++++ WORKING DATA ++++
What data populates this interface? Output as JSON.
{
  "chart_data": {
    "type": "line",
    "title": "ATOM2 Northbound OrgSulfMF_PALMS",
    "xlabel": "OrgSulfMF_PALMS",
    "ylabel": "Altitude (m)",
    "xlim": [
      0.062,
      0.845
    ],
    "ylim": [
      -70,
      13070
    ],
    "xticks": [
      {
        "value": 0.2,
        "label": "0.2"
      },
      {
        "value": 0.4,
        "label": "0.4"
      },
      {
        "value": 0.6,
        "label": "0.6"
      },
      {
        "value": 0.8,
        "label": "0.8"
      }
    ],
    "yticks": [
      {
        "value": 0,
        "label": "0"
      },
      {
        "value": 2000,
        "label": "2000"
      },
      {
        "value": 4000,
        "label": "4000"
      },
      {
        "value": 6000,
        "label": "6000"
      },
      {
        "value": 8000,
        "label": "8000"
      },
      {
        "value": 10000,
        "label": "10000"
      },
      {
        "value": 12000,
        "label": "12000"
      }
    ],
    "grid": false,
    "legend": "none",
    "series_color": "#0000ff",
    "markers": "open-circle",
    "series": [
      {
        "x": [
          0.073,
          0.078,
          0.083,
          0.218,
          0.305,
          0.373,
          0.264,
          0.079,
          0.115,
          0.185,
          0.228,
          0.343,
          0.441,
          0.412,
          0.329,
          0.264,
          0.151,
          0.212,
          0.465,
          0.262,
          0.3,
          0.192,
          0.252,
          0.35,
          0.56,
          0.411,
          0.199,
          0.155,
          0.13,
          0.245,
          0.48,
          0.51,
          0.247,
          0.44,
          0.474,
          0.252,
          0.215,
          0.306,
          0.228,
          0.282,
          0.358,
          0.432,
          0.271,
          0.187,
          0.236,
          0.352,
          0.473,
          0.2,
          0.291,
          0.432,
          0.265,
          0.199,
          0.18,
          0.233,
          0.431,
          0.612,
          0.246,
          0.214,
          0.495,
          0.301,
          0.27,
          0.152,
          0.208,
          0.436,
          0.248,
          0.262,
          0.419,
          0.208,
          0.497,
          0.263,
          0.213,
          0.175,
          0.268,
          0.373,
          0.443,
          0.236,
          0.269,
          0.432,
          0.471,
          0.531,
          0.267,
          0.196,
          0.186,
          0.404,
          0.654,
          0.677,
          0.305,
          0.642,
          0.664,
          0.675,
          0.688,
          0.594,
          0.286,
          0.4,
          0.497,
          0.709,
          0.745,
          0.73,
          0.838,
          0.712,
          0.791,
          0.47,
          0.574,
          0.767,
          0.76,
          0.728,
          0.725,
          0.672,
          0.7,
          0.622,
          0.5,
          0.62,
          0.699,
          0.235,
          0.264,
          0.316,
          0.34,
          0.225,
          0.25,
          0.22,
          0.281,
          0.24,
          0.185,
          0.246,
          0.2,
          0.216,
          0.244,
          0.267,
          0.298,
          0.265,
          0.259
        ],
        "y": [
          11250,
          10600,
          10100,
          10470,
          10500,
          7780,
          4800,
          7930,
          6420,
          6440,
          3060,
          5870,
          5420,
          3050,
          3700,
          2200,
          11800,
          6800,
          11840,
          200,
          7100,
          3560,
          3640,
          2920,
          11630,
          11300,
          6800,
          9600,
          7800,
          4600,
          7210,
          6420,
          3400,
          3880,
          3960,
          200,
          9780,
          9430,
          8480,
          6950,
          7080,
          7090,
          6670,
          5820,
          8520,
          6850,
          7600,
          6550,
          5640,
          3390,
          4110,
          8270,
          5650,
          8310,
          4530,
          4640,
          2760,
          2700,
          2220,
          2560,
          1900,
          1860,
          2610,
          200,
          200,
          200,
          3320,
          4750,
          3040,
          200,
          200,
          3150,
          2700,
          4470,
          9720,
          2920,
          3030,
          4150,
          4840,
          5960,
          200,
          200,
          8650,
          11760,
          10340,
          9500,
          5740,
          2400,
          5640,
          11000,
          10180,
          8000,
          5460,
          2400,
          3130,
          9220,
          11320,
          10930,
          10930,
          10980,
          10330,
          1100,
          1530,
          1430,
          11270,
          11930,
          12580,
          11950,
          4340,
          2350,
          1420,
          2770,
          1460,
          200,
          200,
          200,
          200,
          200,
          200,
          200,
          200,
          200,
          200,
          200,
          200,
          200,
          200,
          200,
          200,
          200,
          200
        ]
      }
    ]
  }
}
++++
=== THE TASK ===
Reproduce each entry above exactly, keeping every word.

=== SOLUTION FOR THIS EXERCISE ===
What data populates this interface? Output as JSON.
{
  "chart_data": {
    "type": "line",
    "title": "ATOM2 Northbound OrgSulfMF_PALMS",
    "xlabel": "OrgSulfMF_PALMS",
    "ylabel": "Altitude (m)",
    "xlim": [
      0.062,
      0.845
    ],
    "ylim": [
      -70,
      13070
    ],
    "xticks": [
      {
        "value": 0.2,
        "label": "0.2"
      },
      {
        "value": 0.4,
        "label": "0.4"
      },
      {
        "value": 0.6,
        "label": "0.6"
      },
      {
        "value": 0.8,
        "label": "0.8"
      }
    ],
    "yticks": [
      {
        "value": 0,
        "label": "0"
      },
      {
        "value": 2000,
        "label": "2000"
      },
      {
        "value": 4000,
        "label": "4000"
      },
      {
        "value": 6000,
        "label": "6000"
      },
      {
        "value": 8000,
        "label": "8000"
      },
      {
        "value": 10000,
        "label": "10000"
      },
      {
        "value": 12000,
        "label": "12000"
      }
    ],
    "grid": false,
    "legend": "none",
    "series_color": "#0000ff",
    "markers": "open-circle",
    "series": [
      {
        "x": [
          0.073,
          0.078,
          0.083,
          0.218,
          0.305,
          0.373,
          0.264,
          0.079,
          0.115,
          0.185,
          0.228,
          0.343,
          0.441,
          0.412,
          0.329,
          0.264,
          0.151,
          0.212,
          0.465,
          0.262,
          0.3,
          0.192,
          0.252,
          0.35,
          0.56,
          0.411,
          0.199,
          0.155,
          0.13,
          0.245,
          0.48,
          0.51,
          0.247,
          0.44,
          0.474,
          0.252,
          0.215,
          0.306,
          0.228,
          0.282,
          0.358,
          0.432,
          0.271,
          0.187,
          0.236,
          0.352,
          0.473,
          0.2,
          0.291,
          0.432,
          0.265,
          0.199,
          0.18,
          0.233,
          0.431,
          0.612,
          0.246,
          0.214,
          0.495,
          0.301,
          0.27,
          0.152,
          0.208,
          0.436,
          0.248,
          0.262,
          0.419,
          0.208,
          0.497,
          0.263,
          0.213,
          0.175,
          0.268,
          0.373,
          0.443,
          0.236,
          0.269,
          0.432,
          0.471,
          0.531,
          0.267,
          0.196,
          0.186,
          0.404,
          0.654,
          0.677,
          0.305,
          0.642,
          0.664,
          0.675,
          0.688,
          0.594,
          0.286,
          0.4,
          0.497,
          0.709,
          0.745,
          0.73,
          0.838,
          0.712,
          0.791,
          0.47,
          0.574,
          0.767,
          0.76,
          0.728,
          0.725,
          0.672,
          0.7,
          0.622,
          0.5,
          0.62,
          0.699,
          0.235,
          0.264,
          0.316,
          0.34,
          0.225,
          0.25,
          0.22,
          0.281,
          0.24,
          0.185,
          0.246,
          0.2,
          0.216,
          0.244,
          0.267,
          0.298,
          0.265,
          0.259
        ],
        "y": [
          11250,
          10600,
          10100,
          10470,
          10500,
          7780,
          4800,
          7930,
          6420,
          6440,
          3060,
          5870,
          5420,
          3050,
          3700,
          2200,
          11800,
          6800,
          11840,
          200,
          7100,
          3560,
          3640,
          2920,
          11630,
          11300,
          6800,
          9600,
          7800,
          4600,
          7210,
          6420,
          3400,
          3880,
          3960,
          200,
          9780,
          9430,
          8480,
          6950,
          7080,
          7090,
          6670,
          5820,
          8520,
          6850,
          7600,
          6550,
          5640,
          3390,
          4110,
          8270,
          5650,
          8310,
          4530,
          4640,
          2760,
          2700,
          2220,
          2560,
          1900,
          1860,
          2610,
          200,
          200,
          200,
          3320,
          4750,
          3040,
          200,
          200,
          3150,
          2700,
          4470,
          9720,
          2920,
          3030,
          4150,
          4840,
          5960,
          200,
          200,
          8650,
          11760,
          10340,
          9500,
          5740,
          2400,
          5640,
          11000,
          10180,
          8000,
          5460,
          2400,
          3130,
          9220,
          11320,
          10930,
          10930,
          10980,
          10330,
          1100,
          1530,
          1430,
          11270,
          11930,
          12580,
          11950,
          4340,
          2350,
          1420,
          2770,
          1460,
          200,
          200,
          200,
          200,
          200,
          200,
          200,
          200,
          200,
          200,
          200,
          200,
          200,
          200,
          200,
          200,
          200,
          200
        ]
      }
    ]
  }
}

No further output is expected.